## PROVIDED MATERIAL
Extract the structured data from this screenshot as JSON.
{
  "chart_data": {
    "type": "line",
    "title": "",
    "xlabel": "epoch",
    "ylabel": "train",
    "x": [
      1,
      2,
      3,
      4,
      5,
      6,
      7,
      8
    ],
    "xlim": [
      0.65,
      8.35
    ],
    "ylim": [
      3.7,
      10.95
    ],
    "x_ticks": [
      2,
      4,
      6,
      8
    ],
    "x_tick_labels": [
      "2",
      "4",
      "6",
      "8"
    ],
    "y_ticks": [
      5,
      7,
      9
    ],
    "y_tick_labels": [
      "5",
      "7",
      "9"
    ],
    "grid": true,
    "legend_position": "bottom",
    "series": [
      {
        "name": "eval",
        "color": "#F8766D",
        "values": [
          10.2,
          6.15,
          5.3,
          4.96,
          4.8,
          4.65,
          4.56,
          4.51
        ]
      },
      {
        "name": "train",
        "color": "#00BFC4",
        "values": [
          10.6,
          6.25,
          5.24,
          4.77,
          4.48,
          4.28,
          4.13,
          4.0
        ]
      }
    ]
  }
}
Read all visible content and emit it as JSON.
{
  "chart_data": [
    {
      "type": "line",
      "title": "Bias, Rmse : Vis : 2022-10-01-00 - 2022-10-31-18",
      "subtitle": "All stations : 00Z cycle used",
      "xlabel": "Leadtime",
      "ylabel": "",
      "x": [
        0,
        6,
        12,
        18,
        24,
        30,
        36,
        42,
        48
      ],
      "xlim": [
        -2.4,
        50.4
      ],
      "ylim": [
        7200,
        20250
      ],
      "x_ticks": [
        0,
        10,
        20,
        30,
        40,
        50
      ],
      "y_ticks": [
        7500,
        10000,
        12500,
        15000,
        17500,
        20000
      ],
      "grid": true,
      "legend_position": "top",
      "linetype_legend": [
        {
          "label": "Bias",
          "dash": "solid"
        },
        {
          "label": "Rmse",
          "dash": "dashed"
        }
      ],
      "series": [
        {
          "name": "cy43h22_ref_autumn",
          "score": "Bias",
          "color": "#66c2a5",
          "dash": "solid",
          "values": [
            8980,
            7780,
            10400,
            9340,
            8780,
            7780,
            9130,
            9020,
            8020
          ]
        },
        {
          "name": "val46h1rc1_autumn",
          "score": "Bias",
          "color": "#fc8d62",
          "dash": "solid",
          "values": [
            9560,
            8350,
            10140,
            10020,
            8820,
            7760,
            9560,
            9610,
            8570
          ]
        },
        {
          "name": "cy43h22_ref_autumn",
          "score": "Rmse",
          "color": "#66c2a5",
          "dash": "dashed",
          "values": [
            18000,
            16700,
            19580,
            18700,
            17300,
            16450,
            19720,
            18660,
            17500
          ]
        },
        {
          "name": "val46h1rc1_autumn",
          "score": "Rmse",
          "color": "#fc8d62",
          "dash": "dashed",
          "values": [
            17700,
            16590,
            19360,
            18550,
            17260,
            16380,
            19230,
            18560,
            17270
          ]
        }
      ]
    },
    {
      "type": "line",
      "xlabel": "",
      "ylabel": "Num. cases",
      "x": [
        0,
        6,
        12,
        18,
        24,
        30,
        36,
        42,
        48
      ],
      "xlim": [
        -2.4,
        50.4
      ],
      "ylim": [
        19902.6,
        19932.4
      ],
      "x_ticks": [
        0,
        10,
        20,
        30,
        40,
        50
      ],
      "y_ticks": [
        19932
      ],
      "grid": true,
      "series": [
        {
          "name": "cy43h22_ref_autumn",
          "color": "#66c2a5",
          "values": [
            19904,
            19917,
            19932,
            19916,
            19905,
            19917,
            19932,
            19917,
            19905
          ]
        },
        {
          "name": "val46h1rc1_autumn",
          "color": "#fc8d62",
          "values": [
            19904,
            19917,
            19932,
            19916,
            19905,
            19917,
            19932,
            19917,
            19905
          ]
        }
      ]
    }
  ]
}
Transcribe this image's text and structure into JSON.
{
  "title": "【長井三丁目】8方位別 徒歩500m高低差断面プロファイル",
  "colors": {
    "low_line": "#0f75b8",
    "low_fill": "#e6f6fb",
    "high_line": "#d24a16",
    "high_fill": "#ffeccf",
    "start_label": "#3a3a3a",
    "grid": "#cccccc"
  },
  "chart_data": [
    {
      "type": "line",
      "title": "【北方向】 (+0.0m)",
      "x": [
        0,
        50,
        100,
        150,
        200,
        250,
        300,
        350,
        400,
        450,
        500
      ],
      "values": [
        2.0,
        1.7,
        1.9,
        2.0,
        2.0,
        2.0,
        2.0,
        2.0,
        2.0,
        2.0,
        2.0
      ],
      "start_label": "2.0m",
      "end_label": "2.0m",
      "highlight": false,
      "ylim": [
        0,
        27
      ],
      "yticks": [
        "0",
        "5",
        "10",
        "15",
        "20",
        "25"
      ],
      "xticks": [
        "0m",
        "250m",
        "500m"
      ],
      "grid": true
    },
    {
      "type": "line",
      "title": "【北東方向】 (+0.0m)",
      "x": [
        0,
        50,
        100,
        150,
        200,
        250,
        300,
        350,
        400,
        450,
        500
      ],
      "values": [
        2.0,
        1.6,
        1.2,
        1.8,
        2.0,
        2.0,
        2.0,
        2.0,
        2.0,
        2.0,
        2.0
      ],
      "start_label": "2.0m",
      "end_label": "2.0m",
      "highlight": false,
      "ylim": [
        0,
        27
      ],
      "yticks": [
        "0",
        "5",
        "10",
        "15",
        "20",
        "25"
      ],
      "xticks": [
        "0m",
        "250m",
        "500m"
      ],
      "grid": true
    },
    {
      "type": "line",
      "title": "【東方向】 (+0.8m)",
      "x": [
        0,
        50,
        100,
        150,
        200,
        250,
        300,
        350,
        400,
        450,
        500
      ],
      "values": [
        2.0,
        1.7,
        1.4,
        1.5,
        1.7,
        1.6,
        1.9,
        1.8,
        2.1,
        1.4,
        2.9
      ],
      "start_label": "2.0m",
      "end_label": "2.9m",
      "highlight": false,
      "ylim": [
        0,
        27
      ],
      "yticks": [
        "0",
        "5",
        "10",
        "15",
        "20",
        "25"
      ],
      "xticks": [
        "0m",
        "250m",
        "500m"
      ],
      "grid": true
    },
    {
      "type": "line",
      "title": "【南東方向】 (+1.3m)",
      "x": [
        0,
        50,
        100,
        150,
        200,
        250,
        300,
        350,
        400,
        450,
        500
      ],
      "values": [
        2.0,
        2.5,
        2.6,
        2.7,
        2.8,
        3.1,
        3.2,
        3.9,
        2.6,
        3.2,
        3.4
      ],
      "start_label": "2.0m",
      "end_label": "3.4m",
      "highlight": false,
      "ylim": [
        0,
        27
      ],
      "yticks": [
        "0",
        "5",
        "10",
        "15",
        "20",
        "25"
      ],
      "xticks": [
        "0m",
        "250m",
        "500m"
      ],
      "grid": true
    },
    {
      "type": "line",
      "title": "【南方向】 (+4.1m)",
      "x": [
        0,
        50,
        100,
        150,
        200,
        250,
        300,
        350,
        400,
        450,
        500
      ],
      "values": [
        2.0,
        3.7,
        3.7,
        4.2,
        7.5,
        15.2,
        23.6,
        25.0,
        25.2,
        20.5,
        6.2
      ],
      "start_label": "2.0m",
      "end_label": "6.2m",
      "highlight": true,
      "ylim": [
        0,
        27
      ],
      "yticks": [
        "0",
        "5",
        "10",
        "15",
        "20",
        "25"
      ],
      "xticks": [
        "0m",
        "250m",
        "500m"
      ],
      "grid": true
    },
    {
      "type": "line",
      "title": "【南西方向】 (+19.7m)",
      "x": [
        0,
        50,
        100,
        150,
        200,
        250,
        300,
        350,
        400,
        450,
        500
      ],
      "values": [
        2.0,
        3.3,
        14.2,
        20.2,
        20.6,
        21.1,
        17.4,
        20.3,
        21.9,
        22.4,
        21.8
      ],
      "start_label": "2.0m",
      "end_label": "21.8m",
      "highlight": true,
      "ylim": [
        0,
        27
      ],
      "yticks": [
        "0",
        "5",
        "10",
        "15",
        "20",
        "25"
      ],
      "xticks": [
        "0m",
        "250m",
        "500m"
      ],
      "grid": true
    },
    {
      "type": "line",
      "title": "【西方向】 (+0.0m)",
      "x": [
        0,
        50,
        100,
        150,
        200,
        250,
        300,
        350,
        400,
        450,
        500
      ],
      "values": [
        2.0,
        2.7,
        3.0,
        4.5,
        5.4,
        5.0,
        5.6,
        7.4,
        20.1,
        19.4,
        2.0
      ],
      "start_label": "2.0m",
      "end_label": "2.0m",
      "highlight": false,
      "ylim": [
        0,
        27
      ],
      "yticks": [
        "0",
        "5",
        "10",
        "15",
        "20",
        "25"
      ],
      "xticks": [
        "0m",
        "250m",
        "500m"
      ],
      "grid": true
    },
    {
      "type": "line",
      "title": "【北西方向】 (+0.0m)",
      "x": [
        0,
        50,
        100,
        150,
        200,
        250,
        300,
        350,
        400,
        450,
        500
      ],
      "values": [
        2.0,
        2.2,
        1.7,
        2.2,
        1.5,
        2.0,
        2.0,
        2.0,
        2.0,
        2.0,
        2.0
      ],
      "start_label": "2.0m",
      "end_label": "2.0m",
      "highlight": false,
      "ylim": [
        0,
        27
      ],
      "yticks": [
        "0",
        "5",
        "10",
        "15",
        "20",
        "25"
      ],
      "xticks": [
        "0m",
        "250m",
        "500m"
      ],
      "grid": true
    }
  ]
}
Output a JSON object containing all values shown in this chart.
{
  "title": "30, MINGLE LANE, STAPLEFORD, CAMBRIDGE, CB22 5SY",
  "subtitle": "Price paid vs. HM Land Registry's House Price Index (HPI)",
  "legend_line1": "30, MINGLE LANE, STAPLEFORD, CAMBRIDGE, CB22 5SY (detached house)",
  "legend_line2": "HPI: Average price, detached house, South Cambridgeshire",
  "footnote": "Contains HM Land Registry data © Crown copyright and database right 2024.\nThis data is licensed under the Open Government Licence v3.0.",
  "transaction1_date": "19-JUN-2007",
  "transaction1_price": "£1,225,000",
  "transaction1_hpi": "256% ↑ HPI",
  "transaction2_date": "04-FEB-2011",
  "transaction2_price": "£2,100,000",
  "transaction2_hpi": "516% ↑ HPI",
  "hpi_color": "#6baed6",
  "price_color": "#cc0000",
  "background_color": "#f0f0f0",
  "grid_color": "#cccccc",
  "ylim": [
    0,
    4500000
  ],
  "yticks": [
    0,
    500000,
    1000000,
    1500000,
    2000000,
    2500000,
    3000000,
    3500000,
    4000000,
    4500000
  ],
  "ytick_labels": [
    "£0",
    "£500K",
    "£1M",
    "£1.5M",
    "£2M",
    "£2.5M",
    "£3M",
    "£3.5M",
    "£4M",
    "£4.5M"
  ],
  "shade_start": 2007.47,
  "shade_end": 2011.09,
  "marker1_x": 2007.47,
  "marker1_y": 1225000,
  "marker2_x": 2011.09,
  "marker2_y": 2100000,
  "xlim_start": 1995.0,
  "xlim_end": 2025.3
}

## WHAT IS ASKED
Of all the lines above, how many contain the word "STAPLEFORD"? Answer with only the number.

## WRITTEN ANSWER
2